BEGIN EXCERPT TO READ
This skill enables near real-time communication between multiple Kiro instances using a shared JSON file with polling. Each message includes timestamp, sender, and content.

File Location

memory/kiro-realtime.json

JSON Structure

{
  "messages": [
    {
      "id": 1,
      "from": "VPS Kiro",
      "to": "Laptop Kiro",
      "message": "Selam!",
      "timestamp": "2026-03-05T22:58:00Z",
      "read": false
    }
  ],
  "lastCheck": "2026-03-05T22:58:00Z"
}

Usage

Sending a Message

import json
import os
from datetime import datetime

CHAT_FILE = "memory/kiro-realtime.json"

def send_message(from_name, to_name, message):
    # Load or create chat file
    if os.path.exists(CHAT_FILE):
        with open(CHAT_FILE, "r") as f:
            chat = json.load(f)
    else:
        chat = {"messages": [], "lastCheck": datetime.now().isoformat()}
    
    # Add new message
    msg_id = len(chat["messages"]) + 1
    chat["messages"].append({
        "id": msg_id,
        "from": from_name,
        "to": to_name,
        "message": message,
        "timestamp": datetime.now().isoformat(),
        "read": False
    })
    
    # Save
    with open(CHAT_FILE, "w") as f:
        json.dump(chat, f, indent=2)
END EXCERPT TO READ
STUDY QUESTIONS:
[A] Decide whether each statement agrees with the Kiro messaging skill text above. Answer yes or no for each and quote the deciding words of the text.
(i) Messages are kept in a file at memory/kiro-realtime.json.
(ii) `send_message` marks a newly added message as read.
(iii) If the chat file does not exist, `send_message` starts a new chat structure with an empty message list.
[B] According to the opening description of the Kiro messaging skill above, what three things does each message include?
[C] Using the Kiro messaging skill text above, explain why `send_message` checks `os.path.exists(CHAT_FILE)` before it adds a message.
BEGIN EXTRACTED ENTRIES
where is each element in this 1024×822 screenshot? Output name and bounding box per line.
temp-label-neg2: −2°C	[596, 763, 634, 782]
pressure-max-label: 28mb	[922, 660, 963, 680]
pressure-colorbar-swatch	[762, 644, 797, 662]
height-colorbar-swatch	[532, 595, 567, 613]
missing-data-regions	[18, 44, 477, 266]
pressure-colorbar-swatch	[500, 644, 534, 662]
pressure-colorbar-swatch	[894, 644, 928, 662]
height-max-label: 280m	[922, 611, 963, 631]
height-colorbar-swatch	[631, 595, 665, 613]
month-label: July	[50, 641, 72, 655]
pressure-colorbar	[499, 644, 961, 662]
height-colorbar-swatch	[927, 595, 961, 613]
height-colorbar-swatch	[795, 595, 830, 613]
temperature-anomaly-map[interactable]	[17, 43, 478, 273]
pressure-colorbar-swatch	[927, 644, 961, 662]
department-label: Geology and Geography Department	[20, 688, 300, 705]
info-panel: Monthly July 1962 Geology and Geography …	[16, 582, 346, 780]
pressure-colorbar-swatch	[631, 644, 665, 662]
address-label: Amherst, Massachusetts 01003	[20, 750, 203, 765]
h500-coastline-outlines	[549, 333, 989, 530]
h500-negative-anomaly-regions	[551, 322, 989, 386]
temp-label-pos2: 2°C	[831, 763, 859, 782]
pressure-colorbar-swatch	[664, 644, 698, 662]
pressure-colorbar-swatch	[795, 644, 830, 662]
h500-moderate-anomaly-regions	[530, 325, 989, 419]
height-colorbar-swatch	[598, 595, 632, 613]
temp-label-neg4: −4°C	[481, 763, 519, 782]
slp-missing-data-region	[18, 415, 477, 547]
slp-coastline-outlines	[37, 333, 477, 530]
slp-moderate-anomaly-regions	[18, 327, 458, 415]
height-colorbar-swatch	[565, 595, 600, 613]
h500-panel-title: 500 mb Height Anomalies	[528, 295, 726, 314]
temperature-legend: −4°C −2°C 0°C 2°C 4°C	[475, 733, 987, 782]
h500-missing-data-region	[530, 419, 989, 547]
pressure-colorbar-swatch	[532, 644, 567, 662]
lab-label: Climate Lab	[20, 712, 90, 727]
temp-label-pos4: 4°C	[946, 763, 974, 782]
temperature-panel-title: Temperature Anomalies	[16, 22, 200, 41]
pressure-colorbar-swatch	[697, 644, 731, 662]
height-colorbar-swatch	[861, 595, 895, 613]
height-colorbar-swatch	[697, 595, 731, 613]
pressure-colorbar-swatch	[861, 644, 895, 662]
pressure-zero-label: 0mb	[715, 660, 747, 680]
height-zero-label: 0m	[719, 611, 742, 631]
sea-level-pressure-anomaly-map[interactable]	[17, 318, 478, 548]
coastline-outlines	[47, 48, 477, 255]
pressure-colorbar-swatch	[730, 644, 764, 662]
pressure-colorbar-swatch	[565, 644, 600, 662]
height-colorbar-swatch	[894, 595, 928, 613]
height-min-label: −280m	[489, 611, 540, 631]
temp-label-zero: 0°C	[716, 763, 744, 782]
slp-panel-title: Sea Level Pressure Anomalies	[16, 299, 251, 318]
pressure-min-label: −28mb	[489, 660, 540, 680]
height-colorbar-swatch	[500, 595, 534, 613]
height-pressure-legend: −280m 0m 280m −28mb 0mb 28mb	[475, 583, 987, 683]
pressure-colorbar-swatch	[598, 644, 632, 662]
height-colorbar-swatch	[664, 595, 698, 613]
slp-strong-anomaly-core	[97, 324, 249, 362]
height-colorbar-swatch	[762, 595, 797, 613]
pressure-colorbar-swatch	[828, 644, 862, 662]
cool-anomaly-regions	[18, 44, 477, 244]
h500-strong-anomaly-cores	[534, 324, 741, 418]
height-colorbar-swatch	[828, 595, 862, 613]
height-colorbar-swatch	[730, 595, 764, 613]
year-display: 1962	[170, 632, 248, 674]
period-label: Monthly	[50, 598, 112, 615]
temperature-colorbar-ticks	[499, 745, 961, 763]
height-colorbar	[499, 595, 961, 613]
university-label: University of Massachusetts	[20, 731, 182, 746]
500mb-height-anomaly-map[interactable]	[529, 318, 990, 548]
END EXTRACTED ENTRIES
SOLUTIONS TO EACH TASK:
[A]
(i) Yes: "CHAT_FILE = "memory/kiro-realtime.json""
(ii) No: ""read": False"
(iii) Yes: "chat = {"messages": [], "lastCheck": datetime.now().isoformat()}"

[B] Each message includes a timestamp, the sender, and the content.

[C] The comment "Load or create chat file" gives the purpose of the check. If the file exists, the function loads the existing chat from it. Otherwise, it creates a new chat structure with an empty "messages" list and a "lastCheck" timestamp.